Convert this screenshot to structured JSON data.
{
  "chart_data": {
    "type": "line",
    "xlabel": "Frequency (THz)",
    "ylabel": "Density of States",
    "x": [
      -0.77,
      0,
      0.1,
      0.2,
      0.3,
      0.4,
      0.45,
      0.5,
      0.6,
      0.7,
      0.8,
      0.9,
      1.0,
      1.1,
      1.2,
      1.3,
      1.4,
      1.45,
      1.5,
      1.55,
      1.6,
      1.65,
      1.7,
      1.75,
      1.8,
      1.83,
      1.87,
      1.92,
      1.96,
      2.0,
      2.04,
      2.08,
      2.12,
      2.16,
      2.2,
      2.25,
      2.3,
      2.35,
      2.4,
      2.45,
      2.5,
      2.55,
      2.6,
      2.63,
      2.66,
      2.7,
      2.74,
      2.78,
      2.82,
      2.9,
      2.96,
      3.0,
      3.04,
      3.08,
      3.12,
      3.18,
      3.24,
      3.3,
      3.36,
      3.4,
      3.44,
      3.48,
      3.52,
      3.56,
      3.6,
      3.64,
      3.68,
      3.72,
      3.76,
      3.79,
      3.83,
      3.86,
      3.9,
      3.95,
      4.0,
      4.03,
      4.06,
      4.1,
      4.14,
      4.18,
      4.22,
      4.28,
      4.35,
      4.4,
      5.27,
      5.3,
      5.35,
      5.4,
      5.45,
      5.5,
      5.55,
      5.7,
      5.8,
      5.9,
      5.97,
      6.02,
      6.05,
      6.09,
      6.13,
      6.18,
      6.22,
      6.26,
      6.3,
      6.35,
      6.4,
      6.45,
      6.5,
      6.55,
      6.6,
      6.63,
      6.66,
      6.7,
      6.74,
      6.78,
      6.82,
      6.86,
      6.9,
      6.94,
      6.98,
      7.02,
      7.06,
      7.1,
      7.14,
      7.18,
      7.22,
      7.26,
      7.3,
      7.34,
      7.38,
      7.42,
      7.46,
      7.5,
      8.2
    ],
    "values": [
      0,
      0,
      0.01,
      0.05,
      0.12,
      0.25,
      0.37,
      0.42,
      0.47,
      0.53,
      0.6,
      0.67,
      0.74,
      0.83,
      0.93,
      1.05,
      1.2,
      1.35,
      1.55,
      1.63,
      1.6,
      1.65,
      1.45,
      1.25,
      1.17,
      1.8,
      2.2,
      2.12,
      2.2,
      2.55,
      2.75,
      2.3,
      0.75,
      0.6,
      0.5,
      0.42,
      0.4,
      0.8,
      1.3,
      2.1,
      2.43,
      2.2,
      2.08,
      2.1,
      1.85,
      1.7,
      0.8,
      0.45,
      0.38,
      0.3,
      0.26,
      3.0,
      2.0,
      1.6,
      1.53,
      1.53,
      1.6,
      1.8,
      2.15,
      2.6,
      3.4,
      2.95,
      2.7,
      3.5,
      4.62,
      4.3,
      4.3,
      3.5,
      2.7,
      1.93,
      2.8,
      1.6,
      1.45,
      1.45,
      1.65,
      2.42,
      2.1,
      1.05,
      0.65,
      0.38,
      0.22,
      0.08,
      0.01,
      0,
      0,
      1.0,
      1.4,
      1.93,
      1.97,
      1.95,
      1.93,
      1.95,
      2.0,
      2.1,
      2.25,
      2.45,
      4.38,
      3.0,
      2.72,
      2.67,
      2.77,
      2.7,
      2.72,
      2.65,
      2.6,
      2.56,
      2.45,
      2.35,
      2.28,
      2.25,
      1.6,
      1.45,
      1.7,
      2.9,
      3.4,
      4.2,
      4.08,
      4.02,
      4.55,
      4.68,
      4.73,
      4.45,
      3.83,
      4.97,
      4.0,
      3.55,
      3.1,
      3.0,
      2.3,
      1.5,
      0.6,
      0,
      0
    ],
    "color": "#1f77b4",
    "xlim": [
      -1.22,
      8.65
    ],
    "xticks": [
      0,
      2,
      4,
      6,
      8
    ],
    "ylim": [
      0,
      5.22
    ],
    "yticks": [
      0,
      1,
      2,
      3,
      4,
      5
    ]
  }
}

::::

:: Short exercise ::
Reproduce all the data word for word.

:: Task solution ::
Convert this screenshot to structured JSON data.
{
  "chart_data": {
    "type": "line",
    "xlabel": "Frequency (THz)",
    "ylabel": "Density of States",
    "x": [
      -0.77,
      0,
      0.1,
      0.2,
      0.3,
      0.4,
      0.45,
      0.5,
      0.6,
      0.7,
      0.8,
      0.9,
      1.0,
      1.1,
      1.2,
      1.3,
      1.4,
      1.45,
      1.5,
      1.55,
      1.6,
      1.65,
      1.7,
      1.75,
      1.8,
      1.83,
      1.87,
      1.92,
      1.96,
      2.0,
      2.04,
      2.08,
      2.12,
      2.16,
      2.2,
      2.25,
      2.3,
      2.35,
      2.4,
      2.45,
      2.5,
      2.55,
      2.6,
      2.63,
      2.66,
      2.7,
      2.74,
      2.78,
      2.82,
      2.9,
      2.96,
      3.0,
      3.04,
      3.08,
      3.12,
      3.18,
      3.24,
      3.3,
      3.36,
      3.4,
      3.44,
      3.48,
      3.52,
      3.56,
      3.6,
      3.64,
      3.68,
      3.72,
      3.76,
      3.79,
      3.83,
      3.86,
      3.9,
      3.95,
      4.0,
      4.03,
      4.06,
      4.1,
      4.14,
      4.18,
      4.22,
      4.28,
      4.35,
      4.4,
      5.27,
      5.3,
      5.35,
      5.4,
      5.45,
      5.5,
      5.55,
      5.7,
      5.8,
      5.9,
      5.97,
      6.02,
      6.05,
      6.09,
      6.13,
      6.18,
      6.22,
      6.26,
      6.3,
      6.35,
      6.4,
      6.45,
      6.5,
      6.55,
      6.6,
      6.63,
      6.66,
      6.7,
      6.74,
      6.78,
      6.82,
      6.86,
      6.9,
      6.94,
      6.98,
      7.02,
      7.06,
      7.1,
      7.14,
      7.18,
      7.22,
      7.26,
      7.3,
      7.34,
      7.38,
      7.42,
      7.46,
      7.5,
      8.2
    ],
    "values": [
      0,
      0,
      0.01,
      0.05,
      0.12,
      0.25,
      0.37,
      0.42,
      0.47,
      0.53,
      0.6,
      0.67,
      0.74,
      0.83,
      0.93,
      1.05,
      1.2,
      1.35,
      1.55,
      1.63,
      1.6,
      1.65,
      1.45,
      1.25,
      1.17,
      1.8,
      2.2,
      2.12,
      2.2,
      2.55,
      2.75,
      2.3,
      0.75,
      0.6,
      0.5,
      0.42,
      0.4,
      0.8,
      1.3,
      2.1,
      2.43,
      2.2,
      2.08,
      2.1,
      1.85,
      1.7,
      0.8,
      0.45,
      0.38,
      0.3,
      0.26,
      3.0,
      2.0,
      1.6,
      1.53,
      1.53,
      1.6,
      1.8,
      2.15,
      2.6,
      3.4,
      2.95,
      2.7,
      3.5,
      4.62,
      4.3,
      4.3,
      3.5,
      2.7,
      1.93,
      2.8,
      1.6,
      1.45,
      1.45,
      1.65,
      2.42,
      2.1,
      1.05,
      0.65,
      0.38,
      0.22,
      0.08,
      0.01,
      0,
      0,
      1.0,
      1.4,
      1.93,
      1.97,
      1.95,
      1.93,
      1.95,
      2.0,
      2.1,
      2.25,
      2.45,
      4.38,
      3.0,
      2.72,
      2.67,
      2.77,
      2.7,
      2.72,
      2.65,
      2.6,
      2.56,
      2.45,
      2.35,
      2.28,
      2.25,
      1.6,
      1.45,
      1.7,
      2.9,
      3.4,
      4.2,
      4.08,
      4.02,
      4.55,
      4.68,
      4.73,
      4.45,
      3.83,
      4.97,
      4.0,
      3.55,
      3.1,
      3.0,
      2.3,
      1.5,
      0.6,
      0,
      0
    ],
    "color": "#1f77b4",
    "xlim": [
      -1.22,
      8.65
    ],
    "xticks": [
      0,
      2,
      4,
      6,
      8
    ],
    "ylim": [
      0,
      5.22
    ],
    "yticks": [
      0,
      1,
      2,
      3,
      4,
      5
    ]
  }
}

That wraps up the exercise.